» Extracted data
* begin *
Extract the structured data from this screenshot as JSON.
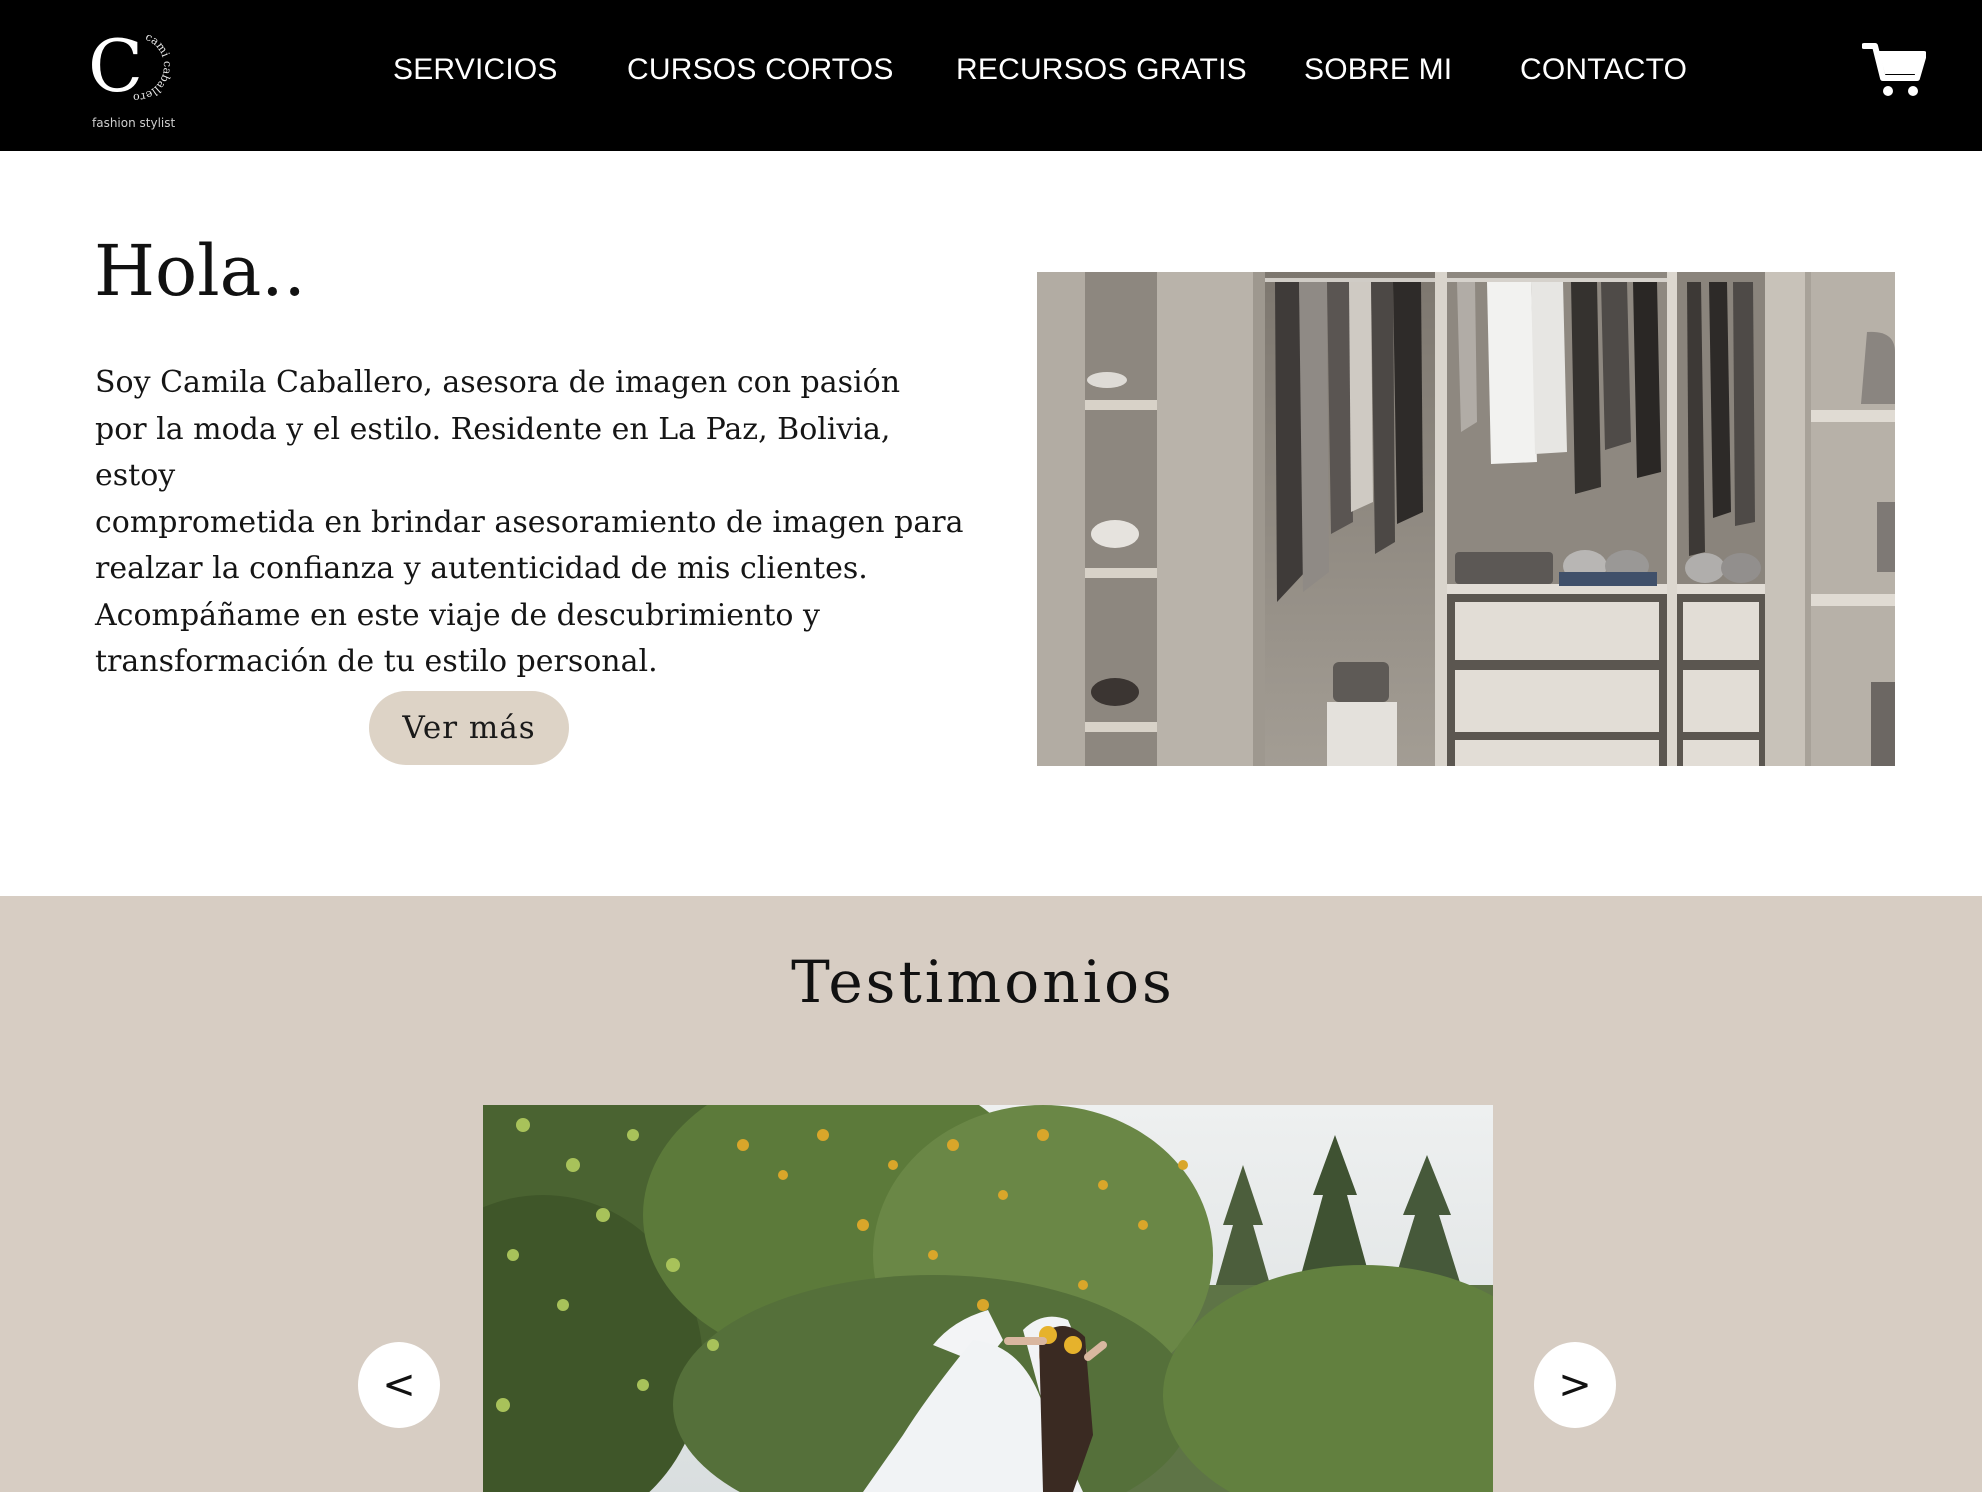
{
  "brand": {
    "logo_letter": "C",
    "logo_ring_text": "cami caballero",
    "tagline": "fashion stylist"
  },
  "nav": {
    "items": [
      {
        "label": "SERVICIOS"
      },
      {
        "label": "CURSOS CORTOS"
      },
      {
        "label": "RECURSOS GRATIS"
      },
      {
        "label": "SOBRE MI"
      },
      {
        "label": "CONTACTO"
      }
    ],
    "cart_icon": "shopping-cart-icon"
  },
  "intro": {
    "title": "Hola..",
    "paragraph_lines": [
      "Soy Camila Caballero, asesora de imagen con pasión",
      "por la moda y el estilo. Residente en La Paz, Bolivia, estoy",
      "comprometida en brindar asesoramiento de imagen para",
      "realzar la confianza y autenticidad de mis clientes.",
      "Acompáñame en este viaje de descubrimiento y",
      "transformación de tu estilo personal."
    ],
    "button_label": "Ver más"
  },
  "testimonials": {
    "title": "Testimonios",
    "prev_label": "<",
    "next_label": ">"
  },
  "colors": {
    "header_bg": "#000000",
    "button_bg": "#ddd3c6",
    "section_bg": "#d7cdc3"
  }
}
* end *
» Written problem
In your copy of the records, include no pictures; repeat everything else exactly.

» Complete output
Extract the structured data from this screenshot as JSON.
{
  "brand": {
    "logo_letter": "C",
    "logo_ring_text": "cami caballero",
    "tagline": "fashion stylist"
  },
  "nav": {
    "items": [
      {
        "label": "SERVICIOS"
      },
      {
        "label": "CURSOS CORTOS"
      },
      {
        "label": "RECURSOS GRATIS"
      },
      {
        "label": "SOBRE MI"
      },
      {
        "label": "CONTACTO"
      }
    ],
    "cart_icon": "shopping-cart-icon"
  },
  "intro": {
    "title": "Hola..",
    "paragraph_lines": [
      "Soy Camila Caballero, asesora de imagen con pasión",
      "por la moda y el estilo. Residente en La Paz, Bolivia, estoy",
      "comprometida en brindar asesoramiento de imagen para",
      "realzar la confianza y autenticidad de mis clientes.",
      "Acompáñame en este viaje de descubrimiento y",
      "transformación de tu estilo personal."
    ],
    "button_label": "Ver más"
  },
  "testimonials": {
    "title": "Testimonios",
    "prev_label": "<",
    "next_label": ">"
  },
  "colors": {
    "header_bg": "#000000",
    "button_bg": "#ddd3c6",
    "section_bg": "#d7cdc3"
  }
}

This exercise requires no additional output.